Goal of the exercise. Print out the material that follows word for word.

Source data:
'''

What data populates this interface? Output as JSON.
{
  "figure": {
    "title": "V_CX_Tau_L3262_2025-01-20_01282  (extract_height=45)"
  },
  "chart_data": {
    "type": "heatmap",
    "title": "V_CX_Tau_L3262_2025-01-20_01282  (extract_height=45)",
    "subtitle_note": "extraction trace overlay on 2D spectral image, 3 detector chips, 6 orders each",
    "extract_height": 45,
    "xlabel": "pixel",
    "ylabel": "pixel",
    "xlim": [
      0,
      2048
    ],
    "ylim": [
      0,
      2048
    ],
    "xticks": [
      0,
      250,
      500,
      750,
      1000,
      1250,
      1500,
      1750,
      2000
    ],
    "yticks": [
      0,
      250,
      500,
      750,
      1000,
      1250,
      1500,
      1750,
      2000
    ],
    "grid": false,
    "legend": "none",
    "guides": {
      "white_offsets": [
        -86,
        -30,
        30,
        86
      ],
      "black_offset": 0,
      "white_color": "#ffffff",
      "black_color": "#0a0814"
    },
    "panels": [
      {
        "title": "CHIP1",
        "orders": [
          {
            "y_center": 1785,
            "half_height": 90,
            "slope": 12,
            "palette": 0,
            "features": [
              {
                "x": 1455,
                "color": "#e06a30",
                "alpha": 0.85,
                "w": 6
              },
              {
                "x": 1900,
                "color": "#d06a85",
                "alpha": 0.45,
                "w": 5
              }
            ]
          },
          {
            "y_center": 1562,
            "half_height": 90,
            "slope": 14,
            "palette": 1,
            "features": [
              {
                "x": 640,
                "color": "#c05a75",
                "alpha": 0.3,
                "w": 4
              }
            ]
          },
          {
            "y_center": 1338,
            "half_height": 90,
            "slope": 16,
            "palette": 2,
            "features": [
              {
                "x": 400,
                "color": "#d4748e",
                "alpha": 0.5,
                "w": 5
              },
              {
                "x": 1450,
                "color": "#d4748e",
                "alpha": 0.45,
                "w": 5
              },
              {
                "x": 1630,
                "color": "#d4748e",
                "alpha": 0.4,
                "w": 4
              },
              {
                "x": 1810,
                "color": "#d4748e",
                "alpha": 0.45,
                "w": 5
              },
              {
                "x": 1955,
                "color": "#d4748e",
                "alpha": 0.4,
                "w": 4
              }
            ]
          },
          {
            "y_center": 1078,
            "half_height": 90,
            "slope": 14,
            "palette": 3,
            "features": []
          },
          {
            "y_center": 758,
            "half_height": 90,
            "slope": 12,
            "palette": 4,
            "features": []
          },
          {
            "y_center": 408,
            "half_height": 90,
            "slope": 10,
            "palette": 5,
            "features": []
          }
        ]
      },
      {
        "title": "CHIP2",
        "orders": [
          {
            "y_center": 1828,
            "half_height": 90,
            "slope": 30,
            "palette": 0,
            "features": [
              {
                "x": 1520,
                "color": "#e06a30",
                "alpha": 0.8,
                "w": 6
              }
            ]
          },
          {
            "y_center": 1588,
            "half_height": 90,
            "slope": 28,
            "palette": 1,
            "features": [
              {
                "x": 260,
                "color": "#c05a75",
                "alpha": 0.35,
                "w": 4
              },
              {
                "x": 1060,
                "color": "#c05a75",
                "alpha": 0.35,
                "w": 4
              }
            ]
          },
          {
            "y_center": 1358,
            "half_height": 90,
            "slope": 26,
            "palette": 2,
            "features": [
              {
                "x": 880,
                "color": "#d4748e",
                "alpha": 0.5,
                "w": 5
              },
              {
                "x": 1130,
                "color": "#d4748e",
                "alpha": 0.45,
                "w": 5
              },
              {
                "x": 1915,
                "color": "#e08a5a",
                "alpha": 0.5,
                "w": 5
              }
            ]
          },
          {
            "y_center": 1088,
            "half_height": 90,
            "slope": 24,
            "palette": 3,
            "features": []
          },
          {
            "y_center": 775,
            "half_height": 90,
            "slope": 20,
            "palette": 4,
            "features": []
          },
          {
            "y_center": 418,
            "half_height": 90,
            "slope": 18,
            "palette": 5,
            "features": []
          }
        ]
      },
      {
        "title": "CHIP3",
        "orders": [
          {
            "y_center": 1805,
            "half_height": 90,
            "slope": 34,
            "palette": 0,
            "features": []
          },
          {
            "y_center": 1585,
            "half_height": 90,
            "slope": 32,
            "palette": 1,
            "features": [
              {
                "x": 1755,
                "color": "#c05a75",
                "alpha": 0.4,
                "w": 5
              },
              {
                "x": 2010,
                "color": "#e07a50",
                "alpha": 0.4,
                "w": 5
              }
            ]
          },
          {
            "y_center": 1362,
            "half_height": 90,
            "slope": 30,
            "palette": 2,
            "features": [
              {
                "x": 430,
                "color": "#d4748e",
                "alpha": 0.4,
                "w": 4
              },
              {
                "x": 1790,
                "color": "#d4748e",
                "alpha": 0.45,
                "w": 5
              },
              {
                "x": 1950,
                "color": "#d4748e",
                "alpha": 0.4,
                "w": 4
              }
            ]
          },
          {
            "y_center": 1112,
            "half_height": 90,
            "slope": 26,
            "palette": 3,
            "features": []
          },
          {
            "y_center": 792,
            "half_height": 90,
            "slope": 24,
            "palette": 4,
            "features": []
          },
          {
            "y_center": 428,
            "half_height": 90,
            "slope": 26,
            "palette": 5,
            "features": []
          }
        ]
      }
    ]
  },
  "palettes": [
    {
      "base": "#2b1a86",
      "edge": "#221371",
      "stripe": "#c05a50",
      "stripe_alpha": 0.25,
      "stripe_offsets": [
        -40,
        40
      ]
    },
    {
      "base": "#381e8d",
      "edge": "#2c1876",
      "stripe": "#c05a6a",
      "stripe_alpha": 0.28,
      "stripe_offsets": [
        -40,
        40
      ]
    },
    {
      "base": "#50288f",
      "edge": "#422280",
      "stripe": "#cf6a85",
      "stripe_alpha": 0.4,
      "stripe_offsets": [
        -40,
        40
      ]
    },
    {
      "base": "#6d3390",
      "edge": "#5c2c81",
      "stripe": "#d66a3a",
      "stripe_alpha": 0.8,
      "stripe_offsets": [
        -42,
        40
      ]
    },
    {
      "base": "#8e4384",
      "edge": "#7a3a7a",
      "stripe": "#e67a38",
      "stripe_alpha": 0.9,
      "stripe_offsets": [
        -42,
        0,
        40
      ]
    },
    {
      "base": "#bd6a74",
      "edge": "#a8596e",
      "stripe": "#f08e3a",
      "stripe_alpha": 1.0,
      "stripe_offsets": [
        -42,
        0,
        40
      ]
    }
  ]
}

'''

Complete output.
What data populates this interface? Output as JSON.
{
  "figure": {
    "title": "V_CX_Tau_L3262_2025-01-20_01282  (extract_height=45)"
  },
  "chart_data": {
    "type": "heatmap",
    "title": "V_CX_Tau_L3262_2025-01-20_01282  (extract_height=45)",
    "subtitle_note": "extraction trace overlay on 2D spectral image, 3 detector chips, 6 orders each",
    "extract_height": 45,
    "xlabel": "pixel",
    "ylabel": "pixel",
    "xlim": [
      0,
      2048
    ],
    "ylim": [
      0,
      2048
    ],
    "xticks": [
      0,
      250,
      500,
      750,
      1000,
      1250,
      1500,
      1750,
      2000
    ],
    "yticks": [
      0,
      250,
      500,
      750,
      1000,
      1250,
      1500,
      1750,
      2000
    ],
    "grid": false,
    "legend": "none",
    "guides": {
      "white_offsets": [
        -86,
        -30,
        30,
        86
      ],
      "black_offset": 0,
      "white_color": "#ffffff",
      "black_color": "#0a0814"
    },
    "panels": [
      {
        "title": "CHIP1",
        "orders": [
          {
            "y_center": 1785,
            "half_height": 90,
            "slope": 12,
            "palette": 0,
            "features": [
              {
                "x": 1455,
                "color": "#e06a30",
                "alpha": 0.85,
                "w": 6
              },
              {
                "x": 1900,
                "color": "#d06a85",
                "alpha": 0.45,
                "w": 5
              }
            ]
          },
          {
            "y_center": 1562,
            "half_height": 90,
            "slope": 14,
            "palette": 1,
            "features": [
              {
                "x": 640,
                "color": "#c05a75",
                "alpha": 0.3,
                "w": 4
              }
            ]
          },
          {
            "y_center": 1338,
            "half_height": 90,
            "slope": 16,
            "palette": 2,
            "features": [
              {
                "x": 400,
                "color": "#d4748e",
                "alpha": 0.5,
                "w": 5
              },
              {
                "x": 1450,
                "color": "#d4748e",
                "alpha": 0.45,
                "w": 5
              },
              {
                "x": 1630,
                "color": "#d4748e",
                "alpha": 0.4,
                "w": 4
              },
              {
                "x": 1810,
                "color": "#d4748e",
                "alpha": 0.45,
                "w": 5
              },
              {
                "x": 1955,
                "color": "#d4748e",
                "alpha": 0.4,
                "w": 4
              }
            ]
          },
          {
            "y_center": 1078,
            "half_height": 90,
            "slope": 14,
            "palette": 3,
            "features": []
          },
          {
            "y_center": 758,
            "half_height": 90,
            "slope": 12,
            "palette": 4,
            "features": []
          },
          {
            "y_center": 408,
            "half_height": 90,
            "slope": 10,
            "palette": 5,
            "features": []
          }
        ]
      },
      {
        "title": "CHIP2",
        "orders": [
          {
            "y_center": 1828,
            "half_height": 90,
            "slope": 30,
            "palette": 0,
            "features": [
              {
                "x": 1520,
                "color": "#e06a30",
                "alpha": 0.8,
                "w": 6
              }
            ]
          },
          {
            "y_center": 1588,
            "half_height": 90,
            "slope": 28,
            "palette": 1,
            "features": [
              {
                "x": 260,
                "color": "#c05a75",
                "alpha": 0.35,
                "w": 4
              },
              {
                "x": 1060,
                "color": "#c05a75",
                "alpha": 0.35,
                "w": 4
              }
            ]
          },
          {
            "y_center": 1358,
            "half_height": 90,
            "slope": 26,
            "palette": 2,
            "features": [
              {
                "x": 880,
                "color": "#d4748e",
                "alpha": 0.5,
                "w": 5
              },
              {
                "x": 1130,
                "color": "#d4748e",
                "alpha": 0.45,
                "w": 5
              },
              {
                "x": 1915,
                "color": "#e08a5a",
                "alpha": 0.5,
                "w": 5
              }
            ]
          },
          {
            "y_center": 1088,
            "half_height": 90,
            "slope": 24,
            "palette": 3,
            "features": []
          },
          {
            "y_center": 775,
            "half_height": 90,
            "slope": 20,
            "palette": 4,
            "features": []
          },
          {
            "y_center": 418,
            "half_height": 90,
            "slope": 18,
            "palette": 5,
            "features": []
          }
        ]
      },
      {
        "title": "CHIP3",
        "orders": [
          {
            "y_center": 1805,
            "half_height": 90,
            "slope": 34,
            "palette": 0,
            "features": []
          },
          {
            "y_center": 1585,
            "half_height": 90,
            "slope": 32,
            "palette": 1,
            "features": [
              {
                "x": 1755,
                "color": "#c05a75",
                "alpha": 0.4,
                "w": 5
              },
              {
                "x": 2010,
                "color": "#e07a50",
                "alpha": 0.4,
                "w": 5
              }
            ]
          },
          {
            "y_center": 1362,
            "half_height": 90,
            "slope": 30,
            "palette": 2,
            "features": [
              {
                "x": 430,
                "color": "#d4748e",
                "alpha": 0.4,
                "w": 4
              },
              {
                "x": 1790,
                "color": "#d4748e",
                "alpha": 0.45,
                "w": 5
              },
              {
                "x": 1950,
                "color": "#d4748e",
                "alpha": 0.4,
                "w": 4
              }
            ]
          },
          {
            "y_center": 1112,
            "half_height": 90,
            "slope": 26,
            "palette": 3,
            "features": []
          },
          {
            "y_center": 792,
            "half_height": 90,
            "slope": 24,
            "palette": 4,
            "features": []
          },
          {
            "y_center": 428,
            "half_height": 90,
            "slope": 26,
            "palette": 5,
            "features": []
          }
        ]
      }
    ]
  },
  "palettes": [
    {
      "base": "#2b1a86",
      "edge": "#221371",
      "stripe": "#c05a50",
      "stripe_alpha": 0.25,
      "stripe_offsets": [
        -40,
        40
      ]
    },
    {
      "base": "#381e8d",
      "edge": "#2c1876",
      "stripe": "#c05a6a",
      "stripe_alpha": 0.28,
      "stripe_offsets": [
        -40,
        40
      ]
    },
    {
      "base": "#50288f",
      "edge": "#422280",
      "stripe": "#cf6a85",
      "stripe_alpha": 0.4,
      "stripe_offsets": [
        -40,
        40
      ]
    },
    {
      "base": "#6d3390",
      "edge": "#5c2c81",
      "stripe": "#d66a3a",
      "stripe_alpha": 0.8,
      "stripe_offsets": [
        -42,
        40
      ]
    },
    {
      "base": "#8e4384",
      "edge": "#7a3a7a",
      "stripe": "#e67a38",
      "stripe_alpha": 0.9,
      "stripe_offsets": [
        -42,
        0,
        40
      ]
    },
    {
      "base": "#bd6a74",
      "edge": "#a8596e",
      "stripe": "#f08e3a",
      "stripe_alpha": 1.0,
      "stripe_offsets": [
        -42,
        0,
        40
      ]
    }
  ]
}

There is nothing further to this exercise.